◆ Stored records:
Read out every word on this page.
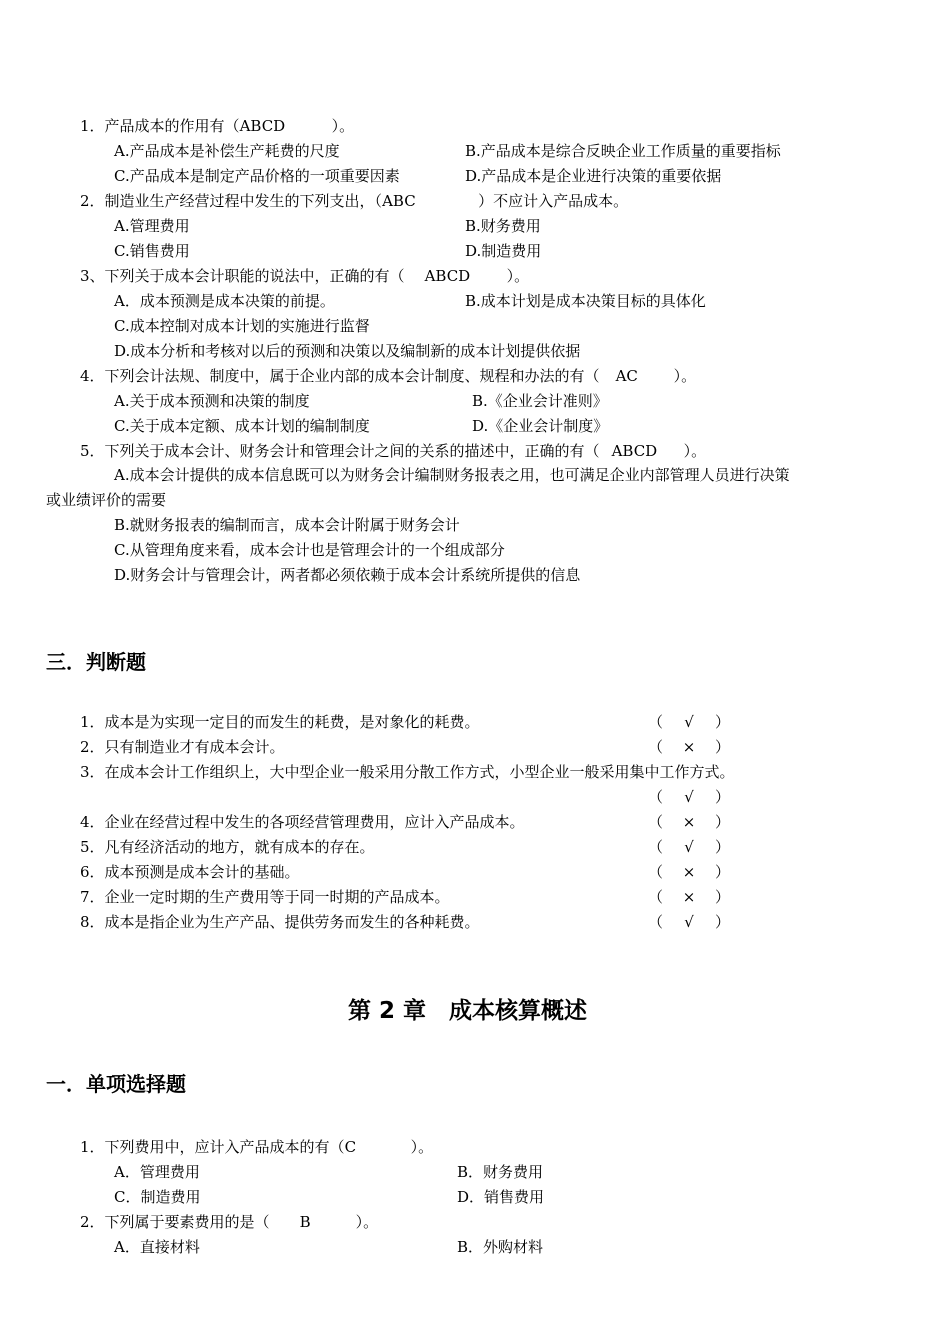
1．产品成本的作用有（ABCD	）。
A.产品成本是补偿生产耗费的尺度	B.产品成本是综合反映企业工作质量的重要指标
C.产品成本是制定产品价格的一项重要因素	D.产品成本是企业进行决策的重要依据
2．制造业生产经营过程中发生的下列支出，（ABC	）不应计入产品成本。
A.管理费用	B.财务费用
C.销售费用	D.制造费用
3、下列关于成本会计职能的说法中，正确的有（ ABCD ）。
A．成本预测是成本决策的前提。	B.成本计划是成本决策目标的具体化
C.成本控制对成本计划的实施进行监督
D.成本分析和考核对以后的预测和决策以及编制新的成本计划提供依据
4．下列会计法规、制度中，属于企业内部的成本会计制度、规程和办法的有（ AC ）。
A.关于成本预测和决策的制度	B.《企业会计准则》
C.关于成本定额、成本计划的编制制度	D.《企业会计制度》
5．下列关于成本会计、财务会计和管理会计之间的关系的描述中，正确的有（ ABCD ）。
A.成本会计提供的成本信息既可以为财务会计编制财务报表之用，也可满足企业内部管理人员进行决策
或业绩评价的需要
B.就财务报表的编制而言，成本会计附属于财务会计
C.从管理角度来看，成本会计也是管理会计的一个组成部分
D.财务会计与管理会计，两者都必须依赖于成本会计系统所提供的信息
三．判断题
1．成本是为实现一定目的而发生的耗费，是对象化的耗费。	（ √ ）
2．只有制造业才有成本会计。	（ × ）
3．在成本会计工作组织上，大中型企业一般采用分散工作方式，小型企业一般采用集中工作方式。
（ √ ）
4．企业在经营过程中发生的各项经营管理费用，应计入产品成本。	（ × ）
5．凡有经济活动的地方，就有成本的存在。	（ √ ）
6．成本预测是成本会计的基础。	（ × ）
7．企业一定时期的生产费用等于同一时期的产品成本。	（ × ）
8．成本是指企业为生产产品、提供劳务而发生的各种耗费。	（ √ ）
第 2 章　成本核算概述
一．单项选择题
1．下列费用中，应计入产品成本的有（C	）。
A．管理费用	B．财务费用
C．制造费用	D．销售费用
2．下列属于要素费用的是（ B	）。
A．直接材料	B．外购材料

◆ What the exercise asks:
Quote the preceding records in their entirety, excluding every picture.

◆ Solution:
Read out every word on this page.
1．产品成本的作用有（ABCD	）。
A.产品成本是补偿生产耗费的尺度	B.产品成本是综合反映企业工作质量的重要指标
C.产品成本是制定产品价格的一项重要因素	D.产品成本是企业进行决策的重要依据
2．制造业生产经营过程中发生的下列支出，（ABC	）不应计入产品成本。
A.管理费用	B.财务费用
C.销售费用	D.制造费用
3、下列关于成本会计职能的说法中，正确的有（ ABCD ）。
A．成本预测是成本决策的前提。	B.成本计划是成本决策目标的具体化
C.成本控制对成本计划的实施进行监督
D.成本分析和考核对以后的预测和决策以及编制新的成本计划提供依据
4．下列会计法规、制度中，属于企业内部的成本会计制度、规程和办法的有（ AC ）。
A.关于成本预测和决策的制度	B.《企业会计准则》
C.关于成本定额、成本计划的编制制度	D.《企业会计制度》
5．下列关于成本会计、财务会计和管理会计之间的关系的描述中，正确的有（ ABCD ）。
A.成本会计提供的成本信息既可以为财务会计编制财务报表之用，也可满足企业内部管理人员进行决策
或业绩评价的需要
B.就财务报表的编制而言，成本会计附属于财务会计
C.从管理角度来看，成本会计也是管理会计的一个组成部分
D.财务会计与管理会计，两者都必须依赖于成本会计系统所提供的信息
三．判断题
1．成本是为实现一定目的而发生的耗费，是对象化的耗费。	（ √ ）
2．只有制造业才有成本会计。	（ × ）
3．在成本会计工作组织上，大中型企业一般采用分散工作方式，小型企业一般采用集中工作方式。
（ √ ）
4．企业在经营过程中发生的各项经营管理费用，应计入产品成本。	（ × ）
5．凡有经济活动的地方，就有成本的存在。	（ √ ）
6．成本预测是成本会计的基础。	（ × ）
7．企业一定时期的生产费用等于同一时期的产品成本。	（ × ）
8．成本是指企业为生产产品、提供劳务而发生的各种耗费。	（ √ ）
第 2 章　成本核算概述
一．单项选择题
1．下列费用中，应计入产品成本的有（C	）。
A．管理费用	B．财务费用
C．制造费用	D．销售费用
2．下列属于要素费用的是（ B	）。
A．直接材料	B．外购材料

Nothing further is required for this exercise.